What to do
Copy the items word for word, starting at the first line and ending with the line that contains "confirm-key-input[interactable] [57, 574, 441, 602]", both included.

(Records contained in a dataset)
** START **
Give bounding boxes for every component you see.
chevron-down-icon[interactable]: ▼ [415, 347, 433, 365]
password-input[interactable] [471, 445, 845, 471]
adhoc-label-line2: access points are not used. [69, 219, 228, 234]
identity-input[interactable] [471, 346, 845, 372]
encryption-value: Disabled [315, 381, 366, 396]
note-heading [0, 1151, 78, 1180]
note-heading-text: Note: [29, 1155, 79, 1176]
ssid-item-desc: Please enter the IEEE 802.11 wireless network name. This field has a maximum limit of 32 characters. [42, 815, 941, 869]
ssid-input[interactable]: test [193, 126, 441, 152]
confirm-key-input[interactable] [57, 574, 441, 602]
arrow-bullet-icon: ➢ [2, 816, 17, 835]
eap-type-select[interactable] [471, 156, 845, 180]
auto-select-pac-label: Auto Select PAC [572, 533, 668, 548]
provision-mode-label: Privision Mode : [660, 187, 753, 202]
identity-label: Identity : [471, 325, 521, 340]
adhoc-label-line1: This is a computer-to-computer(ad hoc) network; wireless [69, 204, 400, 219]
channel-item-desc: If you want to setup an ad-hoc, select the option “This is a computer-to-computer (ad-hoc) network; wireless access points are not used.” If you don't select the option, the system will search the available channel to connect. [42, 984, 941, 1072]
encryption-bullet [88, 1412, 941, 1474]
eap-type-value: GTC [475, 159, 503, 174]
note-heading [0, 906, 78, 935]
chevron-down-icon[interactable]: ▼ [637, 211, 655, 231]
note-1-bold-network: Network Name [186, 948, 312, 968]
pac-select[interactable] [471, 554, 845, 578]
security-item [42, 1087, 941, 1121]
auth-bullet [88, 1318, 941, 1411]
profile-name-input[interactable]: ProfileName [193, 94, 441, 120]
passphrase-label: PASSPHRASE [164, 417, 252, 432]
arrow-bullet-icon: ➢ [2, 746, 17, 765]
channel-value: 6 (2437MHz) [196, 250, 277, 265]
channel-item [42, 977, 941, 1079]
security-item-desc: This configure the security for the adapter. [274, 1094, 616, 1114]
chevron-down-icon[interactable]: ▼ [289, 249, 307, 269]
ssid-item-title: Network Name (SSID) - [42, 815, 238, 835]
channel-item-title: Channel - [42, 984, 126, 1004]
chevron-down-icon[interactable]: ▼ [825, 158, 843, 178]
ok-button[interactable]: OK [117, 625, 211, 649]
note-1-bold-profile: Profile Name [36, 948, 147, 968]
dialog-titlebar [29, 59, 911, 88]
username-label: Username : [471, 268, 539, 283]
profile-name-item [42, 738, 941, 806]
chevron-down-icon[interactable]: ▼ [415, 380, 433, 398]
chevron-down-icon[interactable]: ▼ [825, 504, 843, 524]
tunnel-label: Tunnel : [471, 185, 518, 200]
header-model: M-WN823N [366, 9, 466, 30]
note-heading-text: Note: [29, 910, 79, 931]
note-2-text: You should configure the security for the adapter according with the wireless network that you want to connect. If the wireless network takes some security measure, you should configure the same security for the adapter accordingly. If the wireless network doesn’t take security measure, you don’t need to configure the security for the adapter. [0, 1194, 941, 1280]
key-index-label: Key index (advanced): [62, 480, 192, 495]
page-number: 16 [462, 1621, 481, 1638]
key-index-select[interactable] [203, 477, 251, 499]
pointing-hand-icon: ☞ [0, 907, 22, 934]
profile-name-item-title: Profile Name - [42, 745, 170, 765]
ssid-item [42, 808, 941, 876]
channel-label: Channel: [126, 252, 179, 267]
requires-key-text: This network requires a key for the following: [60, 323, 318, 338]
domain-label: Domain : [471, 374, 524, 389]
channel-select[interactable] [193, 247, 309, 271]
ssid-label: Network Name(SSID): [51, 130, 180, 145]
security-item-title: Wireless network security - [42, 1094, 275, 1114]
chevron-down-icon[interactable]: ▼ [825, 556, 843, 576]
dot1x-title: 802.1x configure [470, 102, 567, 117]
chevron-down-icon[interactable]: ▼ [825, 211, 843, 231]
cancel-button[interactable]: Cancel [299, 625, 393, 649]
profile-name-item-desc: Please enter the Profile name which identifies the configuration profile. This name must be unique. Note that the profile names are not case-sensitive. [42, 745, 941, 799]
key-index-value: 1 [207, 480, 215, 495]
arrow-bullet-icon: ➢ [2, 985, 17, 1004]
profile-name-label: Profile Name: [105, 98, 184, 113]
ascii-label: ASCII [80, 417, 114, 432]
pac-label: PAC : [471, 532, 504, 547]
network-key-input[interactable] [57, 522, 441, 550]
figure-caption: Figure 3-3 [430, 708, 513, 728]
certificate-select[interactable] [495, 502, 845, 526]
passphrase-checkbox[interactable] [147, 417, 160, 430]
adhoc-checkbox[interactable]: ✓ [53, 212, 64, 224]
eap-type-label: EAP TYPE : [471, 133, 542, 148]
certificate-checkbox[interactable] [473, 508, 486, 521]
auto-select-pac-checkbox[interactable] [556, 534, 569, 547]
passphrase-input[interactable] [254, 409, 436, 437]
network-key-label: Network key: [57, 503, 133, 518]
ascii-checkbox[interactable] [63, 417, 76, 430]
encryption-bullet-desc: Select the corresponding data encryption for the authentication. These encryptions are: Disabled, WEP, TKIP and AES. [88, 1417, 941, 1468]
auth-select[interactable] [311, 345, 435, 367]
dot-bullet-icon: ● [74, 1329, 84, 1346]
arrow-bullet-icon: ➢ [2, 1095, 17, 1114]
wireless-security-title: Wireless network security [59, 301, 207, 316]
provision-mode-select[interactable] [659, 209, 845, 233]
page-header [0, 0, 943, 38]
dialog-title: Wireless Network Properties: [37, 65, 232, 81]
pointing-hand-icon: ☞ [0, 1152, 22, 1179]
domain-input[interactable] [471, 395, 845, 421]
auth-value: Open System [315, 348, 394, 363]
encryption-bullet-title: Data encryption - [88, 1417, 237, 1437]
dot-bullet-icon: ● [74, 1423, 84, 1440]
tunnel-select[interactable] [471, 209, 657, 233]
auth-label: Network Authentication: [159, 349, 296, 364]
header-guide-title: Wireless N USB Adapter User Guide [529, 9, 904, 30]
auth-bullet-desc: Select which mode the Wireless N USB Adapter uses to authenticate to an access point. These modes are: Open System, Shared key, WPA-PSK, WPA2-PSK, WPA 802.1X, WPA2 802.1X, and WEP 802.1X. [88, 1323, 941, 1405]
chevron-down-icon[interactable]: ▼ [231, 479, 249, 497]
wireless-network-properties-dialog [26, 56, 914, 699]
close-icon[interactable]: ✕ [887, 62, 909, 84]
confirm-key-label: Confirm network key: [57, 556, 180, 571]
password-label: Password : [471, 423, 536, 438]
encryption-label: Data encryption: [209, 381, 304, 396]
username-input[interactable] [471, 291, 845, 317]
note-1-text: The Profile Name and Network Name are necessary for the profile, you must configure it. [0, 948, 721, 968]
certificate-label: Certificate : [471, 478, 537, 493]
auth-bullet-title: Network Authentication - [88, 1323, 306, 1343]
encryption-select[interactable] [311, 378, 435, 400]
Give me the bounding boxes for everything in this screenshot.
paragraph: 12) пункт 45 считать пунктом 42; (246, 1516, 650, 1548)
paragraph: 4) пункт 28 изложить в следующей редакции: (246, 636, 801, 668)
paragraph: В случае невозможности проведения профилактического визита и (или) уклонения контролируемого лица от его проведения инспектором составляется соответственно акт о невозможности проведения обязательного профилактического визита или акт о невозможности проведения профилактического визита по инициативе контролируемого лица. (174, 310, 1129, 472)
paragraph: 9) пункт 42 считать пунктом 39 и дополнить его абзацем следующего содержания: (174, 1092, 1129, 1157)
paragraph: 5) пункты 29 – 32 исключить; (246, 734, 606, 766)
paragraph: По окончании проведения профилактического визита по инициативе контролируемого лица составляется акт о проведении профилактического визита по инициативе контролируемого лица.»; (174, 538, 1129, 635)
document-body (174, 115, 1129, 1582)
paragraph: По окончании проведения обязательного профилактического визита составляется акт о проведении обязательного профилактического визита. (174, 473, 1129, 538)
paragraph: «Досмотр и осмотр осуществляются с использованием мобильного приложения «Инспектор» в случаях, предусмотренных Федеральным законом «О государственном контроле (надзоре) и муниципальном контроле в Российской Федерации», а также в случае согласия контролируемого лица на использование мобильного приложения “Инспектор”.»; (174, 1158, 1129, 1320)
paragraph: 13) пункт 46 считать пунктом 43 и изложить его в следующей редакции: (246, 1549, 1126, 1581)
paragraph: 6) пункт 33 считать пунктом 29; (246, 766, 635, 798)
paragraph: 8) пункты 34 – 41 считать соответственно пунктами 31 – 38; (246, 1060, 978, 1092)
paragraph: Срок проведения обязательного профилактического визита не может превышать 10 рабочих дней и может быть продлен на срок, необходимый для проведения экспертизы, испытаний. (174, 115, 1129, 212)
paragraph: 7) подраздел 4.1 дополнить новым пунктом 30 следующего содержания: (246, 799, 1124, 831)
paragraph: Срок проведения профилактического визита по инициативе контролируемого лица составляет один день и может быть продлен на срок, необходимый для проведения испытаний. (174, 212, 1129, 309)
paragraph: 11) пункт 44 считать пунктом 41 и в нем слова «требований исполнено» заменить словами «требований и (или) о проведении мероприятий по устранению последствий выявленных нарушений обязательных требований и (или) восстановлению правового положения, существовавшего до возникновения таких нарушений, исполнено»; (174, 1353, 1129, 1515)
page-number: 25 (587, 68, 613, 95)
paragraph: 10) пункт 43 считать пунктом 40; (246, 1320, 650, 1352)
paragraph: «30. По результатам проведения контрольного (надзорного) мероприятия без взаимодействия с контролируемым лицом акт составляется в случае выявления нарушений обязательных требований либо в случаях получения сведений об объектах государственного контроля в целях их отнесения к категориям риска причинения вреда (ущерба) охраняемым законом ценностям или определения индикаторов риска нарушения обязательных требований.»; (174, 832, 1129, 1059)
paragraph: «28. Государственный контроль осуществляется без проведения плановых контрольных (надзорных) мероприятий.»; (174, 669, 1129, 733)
** END **
Answer for the task
Give bounding boxes for every component you see.
chevron-down-icon[interactable]: ▼ [415, 347, 433, 365]
password-input[interactable] [471, 445, 845, 471]
adhoc-label-line2: access points are not used. [69, 219, 228, 234]
identity-input[interactable] [471, 346, 845, 372]
encryption-value: Disabled [315, 381, 366, 396]
note-heading [0, 1151, 78, 1180]
note-heading-text: Note: [29, 1155, 79, 1176]
ssid-item-desc: Please enter the IEEE 802.11 wireless network name. This field has a maximum limit of 32 characters. [42, 815, 941, 869]
ssid-input[interactable]: test [193, 126, 441, 152]
confirm-key-input[interactable] [57, 574, 441, 602]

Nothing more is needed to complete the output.